** BEGIN Records supplied **

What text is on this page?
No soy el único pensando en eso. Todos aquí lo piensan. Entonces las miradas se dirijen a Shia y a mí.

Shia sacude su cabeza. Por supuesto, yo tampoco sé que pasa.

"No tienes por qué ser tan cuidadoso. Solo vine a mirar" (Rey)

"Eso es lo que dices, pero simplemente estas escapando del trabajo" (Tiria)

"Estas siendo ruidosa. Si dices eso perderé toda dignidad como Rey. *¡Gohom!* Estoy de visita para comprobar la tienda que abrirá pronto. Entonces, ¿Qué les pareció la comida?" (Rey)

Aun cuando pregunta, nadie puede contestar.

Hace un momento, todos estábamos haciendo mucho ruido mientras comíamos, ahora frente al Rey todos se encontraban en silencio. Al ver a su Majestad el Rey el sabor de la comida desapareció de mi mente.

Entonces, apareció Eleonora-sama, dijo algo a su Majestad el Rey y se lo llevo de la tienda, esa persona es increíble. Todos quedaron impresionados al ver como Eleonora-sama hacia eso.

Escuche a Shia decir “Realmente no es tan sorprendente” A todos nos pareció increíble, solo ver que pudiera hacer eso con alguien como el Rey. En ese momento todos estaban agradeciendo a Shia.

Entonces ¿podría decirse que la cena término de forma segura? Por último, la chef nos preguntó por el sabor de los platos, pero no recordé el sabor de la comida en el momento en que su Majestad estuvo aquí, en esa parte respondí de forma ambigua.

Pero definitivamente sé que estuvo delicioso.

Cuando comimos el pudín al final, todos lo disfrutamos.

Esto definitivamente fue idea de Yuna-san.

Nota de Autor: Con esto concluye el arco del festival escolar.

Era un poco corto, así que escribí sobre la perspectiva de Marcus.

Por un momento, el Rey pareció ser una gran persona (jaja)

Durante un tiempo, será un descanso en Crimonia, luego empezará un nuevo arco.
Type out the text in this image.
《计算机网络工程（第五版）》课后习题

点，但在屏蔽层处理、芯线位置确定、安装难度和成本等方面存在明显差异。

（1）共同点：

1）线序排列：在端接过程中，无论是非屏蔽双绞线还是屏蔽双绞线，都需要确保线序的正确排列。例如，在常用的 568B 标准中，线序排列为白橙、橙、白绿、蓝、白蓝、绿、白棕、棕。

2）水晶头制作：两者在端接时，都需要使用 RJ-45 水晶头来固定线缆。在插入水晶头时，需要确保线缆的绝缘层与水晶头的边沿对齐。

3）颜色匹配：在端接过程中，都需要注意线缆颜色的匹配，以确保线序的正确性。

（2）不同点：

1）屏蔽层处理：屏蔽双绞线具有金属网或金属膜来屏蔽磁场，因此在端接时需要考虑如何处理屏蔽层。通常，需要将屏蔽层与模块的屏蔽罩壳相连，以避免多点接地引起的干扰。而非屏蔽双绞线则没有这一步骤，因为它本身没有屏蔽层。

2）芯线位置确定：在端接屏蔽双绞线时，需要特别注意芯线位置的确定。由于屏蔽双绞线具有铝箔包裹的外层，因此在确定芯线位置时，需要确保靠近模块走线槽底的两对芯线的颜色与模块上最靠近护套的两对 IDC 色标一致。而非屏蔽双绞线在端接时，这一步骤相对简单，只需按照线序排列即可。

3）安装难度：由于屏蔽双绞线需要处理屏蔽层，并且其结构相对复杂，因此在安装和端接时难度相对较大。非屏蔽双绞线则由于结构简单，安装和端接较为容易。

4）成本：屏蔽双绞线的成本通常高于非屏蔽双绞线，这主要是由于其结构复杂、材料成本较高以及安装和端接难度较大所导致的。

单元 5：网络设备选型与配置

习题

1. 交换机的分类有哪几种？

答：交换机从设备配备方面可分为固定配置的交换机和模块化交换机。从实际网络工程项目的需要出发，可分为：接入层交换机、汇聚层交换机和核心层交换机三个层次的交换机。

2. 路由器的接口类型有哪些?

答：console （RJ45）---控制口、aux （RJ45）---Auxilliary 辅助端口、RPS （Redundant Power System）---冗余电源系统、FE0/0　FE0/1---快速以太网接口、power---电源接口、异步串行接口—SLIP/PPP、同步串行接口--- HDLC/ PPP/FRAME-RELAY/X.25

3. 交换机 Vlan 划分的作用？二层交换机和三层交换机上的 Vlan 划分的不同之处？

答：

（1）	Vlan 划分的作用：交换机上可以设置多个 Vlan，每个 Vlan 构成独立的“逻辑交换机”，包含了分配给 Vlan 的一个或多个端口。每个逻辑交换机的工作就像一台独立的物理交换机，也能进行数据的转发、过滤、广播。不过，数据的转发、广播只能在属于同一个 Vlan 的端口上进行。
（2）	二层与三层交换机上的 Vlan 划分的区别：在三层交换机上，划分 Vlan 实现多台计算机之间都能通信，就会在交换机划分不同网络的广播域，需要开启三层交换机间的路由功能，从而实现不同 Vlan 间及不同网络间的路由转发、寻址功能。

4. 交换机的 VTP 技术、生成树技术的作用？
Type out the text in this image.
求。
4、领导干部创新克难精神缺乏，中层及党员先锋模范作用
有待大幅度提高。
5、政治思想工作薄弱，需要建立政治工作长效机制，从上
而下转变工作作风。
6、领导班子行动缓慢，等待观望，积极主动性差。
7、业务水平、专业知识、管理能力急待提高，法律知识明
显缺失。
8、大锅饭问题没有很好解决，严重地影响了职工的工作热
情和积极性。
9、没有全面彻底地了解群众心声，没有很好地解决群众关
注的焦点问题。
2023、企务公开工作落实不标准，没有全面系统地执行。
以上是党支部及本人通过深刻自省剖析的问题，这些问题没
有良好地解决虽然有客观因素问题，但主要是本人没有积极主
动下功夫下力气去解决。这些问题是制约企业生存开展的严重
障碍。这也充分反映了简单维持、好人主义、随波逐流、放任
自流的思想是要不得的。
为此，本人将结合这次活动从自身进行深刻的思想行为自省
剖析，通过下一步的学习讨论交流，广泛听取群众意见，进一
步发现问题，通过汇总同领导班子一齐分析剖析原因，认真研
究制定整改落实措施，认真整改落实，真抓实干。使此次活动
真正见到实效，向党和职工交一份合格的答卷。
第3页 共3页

** END Records supplied **

To do: Pick out the lines containing the string "estuvo".

Response to the exercise:
Entonces ¿podría decirse que la cena término de forma segura? Por último, la chef nos preguntó por el sabor de los platos, pero no recordé el sabor de la comida en el momento en que su Majestad estuvo aquí, en esa parte respondí de forma ambigua.
Pero definitivamente sé que estuvo delicioso.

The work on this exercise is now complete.